> TO BE DONE
Repeat each line word for word.

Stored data
****************************************
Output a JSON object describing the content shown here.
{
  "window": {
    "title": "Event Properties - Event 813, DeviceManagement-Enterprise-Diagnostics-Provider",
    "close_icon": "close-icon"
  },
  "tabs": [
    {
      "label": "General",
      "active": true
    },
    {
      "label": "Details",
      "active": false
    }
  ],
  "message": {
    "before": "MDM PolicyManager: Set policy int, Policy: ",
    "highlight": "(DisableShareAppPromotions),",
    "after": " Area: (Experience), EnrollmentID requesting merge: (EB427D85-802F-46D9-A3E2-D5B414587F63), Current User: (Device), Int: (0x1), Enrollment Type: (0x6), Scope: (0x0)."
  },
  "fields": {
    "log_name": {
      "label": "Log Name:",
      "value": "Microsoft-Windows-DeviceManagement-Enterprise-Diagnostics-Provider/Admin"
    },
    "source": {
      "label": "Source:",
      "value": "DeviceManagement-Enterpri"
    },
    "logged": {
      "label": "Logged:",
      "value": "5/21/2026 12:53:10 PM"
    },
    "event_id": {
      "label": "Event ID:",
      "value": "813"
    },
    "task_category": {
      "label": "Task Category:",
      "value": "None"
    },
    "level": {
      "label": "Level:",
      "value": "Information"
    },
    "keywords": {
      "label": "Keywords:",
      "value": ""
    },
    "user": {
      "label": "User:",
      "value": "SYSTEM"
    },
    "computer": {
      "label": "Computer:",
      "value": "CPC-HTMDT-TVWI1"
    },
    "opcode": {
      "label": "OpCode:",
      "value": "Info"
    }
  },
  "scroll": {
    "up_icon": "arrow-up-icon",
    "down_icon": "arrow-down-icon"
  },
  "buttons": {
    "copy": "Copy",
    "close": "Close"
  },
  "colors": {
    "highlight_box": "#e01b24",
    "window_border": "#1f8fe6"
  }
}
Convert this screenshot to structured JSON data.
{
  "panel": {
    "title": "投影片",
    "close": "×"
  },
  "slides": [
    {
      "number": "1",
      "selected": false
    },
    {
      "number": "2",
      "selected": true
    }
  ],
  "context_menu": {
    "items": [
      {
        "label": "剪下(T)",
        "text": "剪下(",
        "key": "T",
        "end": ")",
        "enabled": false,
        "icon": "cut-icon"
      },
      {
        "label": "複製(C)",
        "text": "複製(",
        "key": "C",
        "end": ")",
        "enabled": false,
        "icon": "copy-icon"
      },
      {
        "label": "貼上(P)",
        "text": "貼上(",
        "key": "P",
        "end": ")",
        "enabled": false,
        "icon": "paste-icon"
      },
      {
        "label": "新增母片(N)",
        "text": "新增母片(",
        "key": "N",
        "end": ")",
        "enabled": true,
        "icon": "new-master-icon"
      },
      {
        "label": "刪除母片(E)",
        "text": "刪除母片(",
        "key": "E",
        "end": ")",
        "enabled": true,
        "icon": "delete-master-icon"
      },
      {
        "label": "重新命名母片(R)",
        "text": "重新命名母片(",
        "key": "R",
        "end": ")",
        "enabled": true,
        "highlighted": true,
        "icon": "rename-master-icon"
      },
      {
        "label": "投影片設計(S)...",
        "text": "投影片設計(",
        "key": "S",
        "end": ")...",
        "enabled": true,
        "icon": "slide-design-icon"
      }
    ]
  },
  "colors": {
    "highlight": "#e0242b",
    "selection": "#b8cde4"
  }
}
****************************************
> ANSWER TO THIS TASK
Output a JSON object describing the content shown here.
{
  "window": {
    "title": "Event Properties - Event 813, DeviceManagement-Enterprise-Diagnostics-Provider",
    "close_icon": "close-icon"
  },
  "tabs": [
    {
      "label": "General",
      "active": true
    },
    {
      "label": "Details",
      "active": false
    }
  ],
  "message": {
    "before": "MDM PolicyManager: Set policy int, Policy: ",
    "highlight": "(DisableShareAppPromotions),",
    "after": " Area: (Experience), EnrollmentID requesting merge: (EB427D85-802F-46D9-A3E2-D5B414587F63), Current User: (Device), Int: (0x1), Enrollment Type: (0x6), Scope: (0x0)."
  },
  "fields": {
    "log_name": {
      "label": "Log Name:",
      "value": "Microsoft-Windows-DeviceManagement-Enterprise-Diagnostics-Provider/Admin"
    },
    "source": {
      "label": "Source:",
      "value": "DeviceManagement-Enterpri"
    },
    "logged": {
      "label": "Logged:",
      "value": "5/21/2026 12:53:10 PM"
    },
    "event_id": {
      "label": "Event ID:",
      "value": "813"
    },
    "task_category": {
      "label": "Task Category:",
      "value": "None"
    },
    "level": {
      "label": "Level:",
      "value": "Information"
    },
    "keywords": {
      "label": "Keywords:",
      "value": ""
    },
    "user": {
      "label": "User:",
      "value": "SYSTEM"
    },
    "computer": {
      "label": "Computer:",
      "value": "CPC-HTMDT-TVWI1"
    },
    "opcode": {
      "label": "OpCode:",
      "value": "Info"
    }
  },
  "scroll": {
    "up_icon": "arrow-up-icon",
    "down_icon": "arrow-down-icon"
  },
  "buttons": {
    "copy": "Copy",
    "close": "Close"
  },
  "colors": {
    "highlight_box": "#e01b24",
    "window_border": "#1f8fe6"
  }
}
Convert this screenshot to structured JSON data.
{
  "panel": {
    "title": "投影片",
    "close": "×"
  },
  "slides": [
    {
      "number": "1",
      "selected": false
    },
    {
      "number": "2",
      "selected": true
    }
  ],
  "context_menu": {
    "items": [
      {
        "label": "剪下(T)",
        "text": "剪下(",
        "key": "T",
        "end": ")",
        "enabled": false,
        "icon": "cut-icon"
      },
      {
        "label": "複製(C)",
        "text": "複製(",
        "key": "C",
        "end": ")",
        "enabled": false,
        "icon": "copy-icon"
      },
      {
        "label": "貼上(P)",
        "text": "貼上(",
        "key": "P",
        "end": ")",
        "enabled": false,
        "icon": "paste-icon"
      },
      {
        "label": "新增母片(N)",
        "text": "新增母片(",
        "key": "N",
        "end": ")",
        "enabled": true,
        "icon": "new-master-icon"
      },
      {
        "label": "刪除母片(E)",
        "text": "刪除母片(",
        "key": "E",
        "end": ")",
        "enabled": true,
        "icon": "delete-master-icon"
      },
      {
        "label": "重新命名母片(R)",
        "text": "重新命名母片(",
        "key": "R",
        "end": ")",
        "enabled": true,
        "highlighted": true,
        "icon": "rename-master-icon"
      },
      {
        "label": "投影片設計(S)...",
        "text": "投影片設計(",
        "key": "S",
        "end": ")...",
        "enabled": true,
        "icon": "slide-design-icon"
      }
    ]
  },
  "colors": {
    "highlight": "#e0242b",
    "selection": "#b8cde4"
  }
}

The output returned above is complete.